Entries shown:
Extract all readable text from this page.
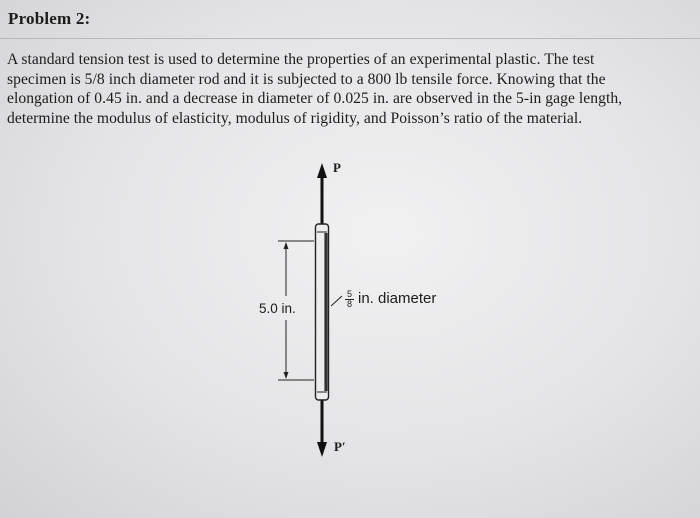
Problem 2:
A standard tension test is used to determine the properties of an experimental plastic. The test
specimen is 5/8 inch diameter rod and it is subjected to a 800 lb tensile force. Knowing that the
elongation of 0.45 in. and a decrease in diameter of 0.025 in. are observed in the 5-in gage length,
determine the modulus of elasticity, modulus of rigidity, and Poisson’s ratio of the material.
P
P′
5.0 in.	$\frac{5}{8}$ in. diameter
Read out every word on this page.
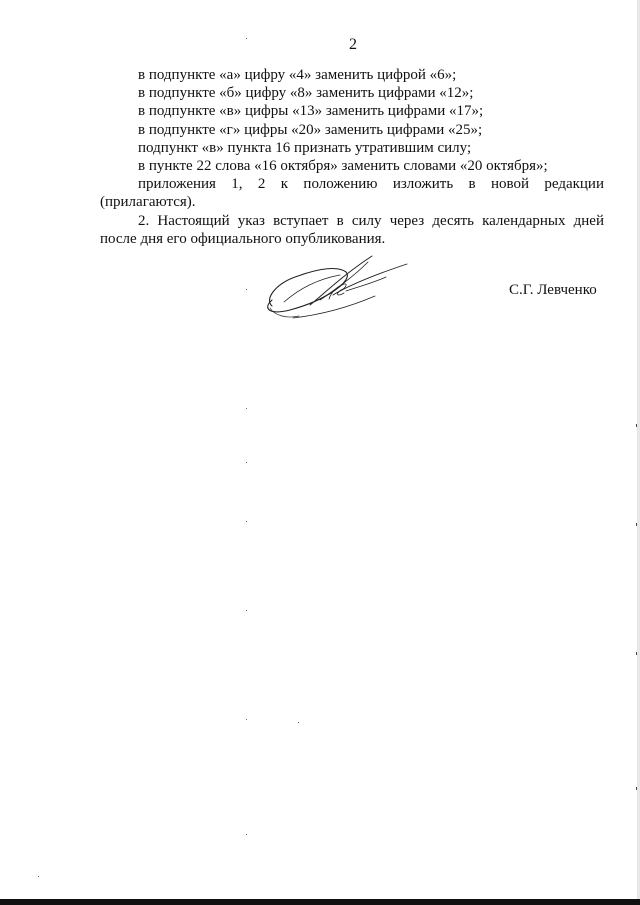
2
в подпункте «а» цифру «4» заменить цифрой «6»;
в подпункте «б» цифру «8» заменить цифрами «12»;
в подпункте «в» цифры «13» заменить цифрами «17»;
в подпункте «г» цифры «20» заменить цифрами «25»;
подпункт «в» пункта 16 признать утратившим силу;
в пункте 22 слова «16 октября» заменить словами «20 октября»;
приложения 1, 2 к положению изложить в новой редакции
(прилагаются).
2. Настоящий указ вступает в силу через десять календарных дней
после дня его официального опубликования.
С.Г. Левченко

Exercise goal: Pick out the lines that have the word "this". Copy them all.

Solution:
Extract all readable text from this page.
Read out every word on this page.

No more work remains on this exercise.